→ Goal:
Copy all the entries word for word, but omit the pictures.

------------------------------

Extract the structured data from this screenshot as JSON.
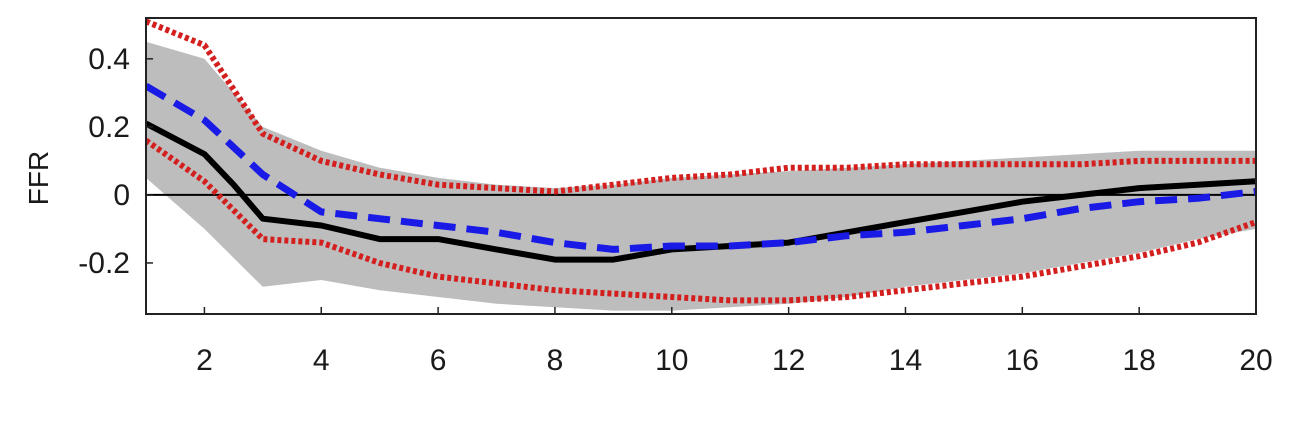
{
  "chart_data": {
    "type": "line",
    "title": "",
    "xlabel": "",
    "ylabel": "FFR",
    "xlim": [
      1,
      20
    ],
    "ylim": [
      -0.35,
      0.52
    ],
    "xticks": [
      2,
      4,
      6,
      8,
      10,
      12,
      14,
      16,
      18,
      20
    ],
    "yticks": [
      -0.2,
      0,
      0.2,
      0.4
    ],
    "ytick_labels": [
      "-0.2",
      "0",
      "0.2",
      "0.4"
    ],
    "grid": false,
    "zero_line": true,
    "band": {
      "color": "#bdbdbd",
      "x": [
        1,
        2,
        3,
        4,
        5,
        6,
        7,
        8,
        9,
        10,
        11,
        12,
        13,
        14,
        15,
        16,
        17,
        18,
        19,
        20
      ],
      "upper": [
        0.45,
        0.4,
        0.2,
        0.13,
        0.08,
        0.05,
        0.03,
        0.02,
        0.03,
        0.05,
        0.06,
        0.07,
        0.08,
        0.09,
        0.1,
        0.11,
        0.12,
        0.13,
        0.13,
        0.13
      ],
      "lower": [
        0.05,
        -0.1,
        -0.27,
        -0.25,
        -0.28,
        -0.3,
        -0.32,
        -0.33,
        -0.34,
        -0.34,
        -0.33,
        -0.32,
        -0.3,
        -0.27,
        -0.25,
        -0.23,
        -0.2,
        -0.17,
        -0.13,
        -0.1
      ]
    },
    "series": [
      {
        "style": "solid",
        "color": "#000000",
        "x": [
          1,
          2,
          2.5,
          3,
          4,
          5,
          6,
          7,
          8,
          9,
          10,
          11,
          12,
          13,
          14,
          15,
          16,
          17,
          18,
          19,
          20
        ],
        "values": [
          0.21,
          0.12,
          0.03,
          -0.07,
          -0.09,
          -0.13,
          -0.13,
          -0.16,
          -0.19,
          -0.19,
          -0.16,
          -0.15,
          -0.14,
          -0.11,
          -0.08,
          -0.05,
          -0.02,
          0.0,
          0.02,
          0.03,
          0.04
        ]
      },
      {
        "style": "dashed",
        "color": "#1a1ae6",
        "x": [
          1,
          2,
          3,
          4,
          5,
          6,
          7,
          8,
          9,
          10,
          11,
          12,
          13,
          14,
          15,
          16,
          17,
          18,
          19,
          20
        ],
        "values": [
          0.32,
          0.22,
          0.06,
          -0.05,
          -0.07,
          -0.09,
          -0.11,
          -0.14,
          -0.16,
          -0.15,
          -0.15,
          -0.14,
          -0.12,
          -0.11,
          -0.09,
          -0.07,
          -0.04,
          -0.02,
          -0.01,
          0.01
        ]
      },
      {
        "style": "dotted",
        "color": "#d41f1f",
        "x": [
          1,
          2,
          3,
          4,
          5,
          6,
          7,
          8,
          9,
          10,
          11,
          12,
          13,
          14,
          15,
          16,
          17,
          18,
          19,
          20
        ],
        "values": [
          0.51,
          0.44,
          0.18,
          0.1,
          0.06,
          0.03,
          0.02,
          0.01,
          0.03,
          0.05,
          0.06,
          0.08,
          0.08,
          0.09,
          0.09,
          0.09,
          0.09,
          0.1,
          0.1,
          0.1
        ]
      },
      {
        "style": "dotted",
        "color": "#d41f1f",
        "x": [
          1,
          2,
          3,
          4,
          5,
          6,
          7,
          8,
          9,
          10,
          11,
          12,
          13,
          14,
          15,
          16,
          17,
          18,
          19,
          20
        ],
        "values": [
          0.16,
          0.04,
          -0.13,
          -0.14,
          -0.2,
          -0.24,
          -0.26,
          -0.28,
          -0.29,
          -0.3,
          -0.31,
          -0.31,
          -0.3,
          -0.28,
          -0.26,
          -0.24,
          -0.21,
          -0.18,
          -0.14,
          -0.08
        ]
      }
    ]
  }
}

------------------------------

→ Exercise answer:
Extract the structured data from this screenshot as JSON.
{
  "chart_data": {
    "type": "line",
    "title": "",
    "xlabel": "",
    "ylabel": "FFR",
    "xlim": [
      1,
      20
    ],
    "ylim": [
      -0.35,
      0.52
    ],
    "xticks": [
      2,
      4,
      6,
      8,
      10,
      12,
      14,
      16,
      18,
      20
    ],
    "yticks": [
      -0.2,
      0,
      0.2,
      0.4
    ],
    "ytick_labels": [
      "-0.2",
      "0",
      "0.2",
      "0.4"
    ],
    "grid": false,
    "zero_line": true,
    "band": {
      "color": "#bdbdbd",
      "x": [
        1,
        2,
        3,
        4,
        5,
        6,
        7,
        8,
        9,
        10,
        11,
        12,
        13,
        14,
        15,
        16,
        17,
        18,
        19,
        20
      ],
      "upper": [
        0.45,
        0.4,
        0.2,
        0.13,
        0.08,
        0.05,
        0.03,
        0.02,
        0.03,
        0.05,
        0.06,
        0.07,
        0.08,
        0.09,
        0.1,
        0.11,
        0.12,
        0.13,
        0.13,
        0.13
      ],
      "lower": [
        0.05,
        -0.1,
        -0.27,
        -0.25,
        -0.28,
        -0.3,
        -0.32,
        -0.33,
        -0.34,
        -0.34,
        -0.33,
        -0.32,
        -0.3,
        -0.27,
        -0.25,
        -0.23,
        -0.2,
        -0.17,
        -0.13,
        -0.1
      ]
    },
    "series": [
      {
        "style": "solid",
        "color": "#000000",
        "x": [
          1,
          2,
          2.5,
          3,
          4,
          5,
          6,
          7,
          8,
          9,
          10,
          11,
          12,
          13,
          14,
          15,
          16,
          17,
          18,
          19,
          20
        ],
        "values": [
          0.21,
          0.12,
          0.03,
          -0.07,
          -0.09,
          -0.13,
          -0.13,
          -0.16,
          -0.19,
          -0.19,
          -0.16,
          -0.15,
          -0.14,
          -0.11,
          -0.08,
          -0.05,
          -0.02,
          0.0,
          0.02,
          0.03,
          0.04
        ]
      },
      {
        "style": "dashed",
        "color": "#1a1ae6",
        "x": [
          1,
          2,
          3,
          4,
          5,
          6,
          7,
          8,
          9,
          10,
          11,
          12,
          13,
          14,
          15,
          16,
          17,
          18,
          19,
          20
        ],
        "values": [
          0.32,
          0.22,
          0.06,
          -0.05,
          -0.07,
          -0.09,
          -0.11,
          -0.14,
          -0.16,
          -0.15,
          -0.15,
          -0.14,
          -0.12,
          -0.11,
          -0.09,
          -0.07,
          -0.04,
          -0.02,
          -0.01,
          0.01
        ]
      },
      {
        "style": "dotted",
        "color": "#d41f1f",
        "x": [
          1,
          2,
          3,
          4,
          5,
          6,
          7,
          8,
          9,
          10,
          11,
          12,
          13,
          14,
          15,
          16,
          17,
          18,
          19,
          20
        ],
        "values": [
          0.51,
          0.44,
          0.18,
          0.1,
          0.06,
          0.03,
          0.02,
          0.01,
          0.03,
          0.05,
          0.06,
          0.08,
          0.08,
          0.09,
          0.09,
          0.09,
          0.09,
          0.1,
          0.1,
          0.1
        ]
      },
      {
        "style": "dotted",
        "color": "#d41f1f",
        "x": [
          1,
          2,
          3,
          4,
          5,
          6,
          7,
          8,
          9,
          10,
          11,
          12,
          13,
          14,
          15,
          16,
          17,
          18,
          19,
          20
        ],
        "values": [
          0.16,
          0.04,
          -0.13,
          -0.14,
          -0.2,
          -0.24,
          -0.26,
          -0.28,
          -0.29,
          -0.3,
          -0.31,
          -0.31,
          -0.3,
          -0.28,
          -0.26,
          -0.24,
          -0.21,
          -0.18,
          -0.14,
          -0.08
        ]
      }
    ]
  }
}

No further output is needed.